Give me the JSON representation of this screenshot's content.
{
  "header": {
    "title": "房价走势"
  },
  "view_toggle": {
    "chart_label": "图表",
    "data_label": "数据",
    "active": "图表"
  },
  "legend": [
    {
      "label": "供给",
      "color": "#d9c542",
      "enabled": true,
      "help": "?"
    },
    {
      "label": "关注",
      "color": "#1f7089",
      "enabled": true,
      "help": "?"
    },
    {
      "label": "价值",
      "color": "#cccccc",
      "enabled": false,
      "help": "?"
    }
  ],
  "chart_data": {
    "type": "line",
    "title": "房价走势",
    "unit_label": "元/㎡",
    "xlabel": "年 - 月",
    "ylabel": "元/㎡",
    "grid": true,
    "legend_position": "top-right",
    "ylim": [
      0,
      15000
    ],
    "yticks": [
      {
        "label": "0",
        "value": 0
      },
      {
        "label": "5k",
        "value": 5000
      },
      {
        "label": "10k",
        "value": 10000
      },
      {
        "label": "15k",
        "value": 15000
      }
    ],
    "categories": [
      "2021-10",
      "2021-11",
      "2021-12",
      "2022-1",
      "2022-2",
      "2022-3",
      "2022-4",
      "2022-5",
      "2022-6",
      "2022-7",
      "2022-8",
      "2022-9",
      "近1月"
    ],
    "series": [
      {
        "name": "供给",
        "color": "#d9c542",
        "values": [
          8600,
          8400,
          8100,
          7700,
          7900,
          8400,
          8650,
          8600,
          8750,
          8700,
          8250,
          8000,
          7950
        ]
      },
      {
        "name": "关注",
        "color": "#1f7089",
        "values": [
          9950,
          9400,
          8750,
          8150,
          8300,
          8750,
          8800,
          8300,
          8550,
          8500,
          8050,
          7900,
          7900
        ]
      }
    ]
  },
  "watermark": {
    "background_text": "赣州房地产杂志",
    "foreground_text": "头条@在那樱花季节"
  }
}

------------------------------

WHAT YOU WILL DO >> Print the listing above in full, exactly as it is.

ANSWER TO THIS EXERCISE >>
Give me the JSON representation of this screenshot's content.
{
  "header": {
    "title": "房价走势"
  },
  "view_toggle": {
    "chart_label": "图表",
    "data_label": "数据",
    "active": "图表"
  },
  "legend": [
    {
      "label": "供给",
      "color": "#d9c542",
      "enabled": true,
      "help": "?"
    },
    {
      "label": "关注",
      "color": "#1f7089",
      "enabled": true,
      "help": "?"
    },
    {
      "label": "价值",
      "color": "#cccccc",
      "enabled": false,
      "help": "?"
    }
  ],
  "chart_data": {
    "type": "line",
    "title": "房价走势",
    "unit_label": "元/㎡",
    "xlabel": "年 - 月",
    "ylabel": "元/㎡",
    "grid": true,
    "legend_position": "top-right",
    "ylim": [
      0,
      15000
    ],
    "yticks": [
      {
        "label": "0",
        "value": 0
      },
      {
        "label": "5k",
        "value": 5000
      },
      {
        "label": "10k",
        "value": 10000
      },
      {
        "label": "15k",
        "value": 15000
      }
    ],
    "categories": [
      "2021-10",
      "2021-11",
      "2021-12",
      "2022-1",
      "2022-2",
      "2022-3",
      "2022-4",
      "2022-5",
      "2022-6",
      "2022-7",
      "2022-8",
      "2022-9",
      "近1月"
    ],
    "series": [
      {
        "name": "供给",
        "color": "#d9c542",
        "values": [
          8600,
          8400,
          8100,
          7700,
          7900,
          8400,
          8650,
          8600,
          8750,
          8700,
          8250,
          8000,
          7950
        ]
      },
      {
        "name": "关注",
        "color": "#1f7089",
        "values": [
          9950,
          9400,
          8750,
          8150,
          8300,
          8750,
          8800,
          8300,
          8550,
          8500,
          8050,
          7900,
          7900
        ]
      }
    ]
  },
  "watermark": {
    "background_text": "赣州房地产杂志",
    "foreground_text": "头条@在那樱花季节"
  }
}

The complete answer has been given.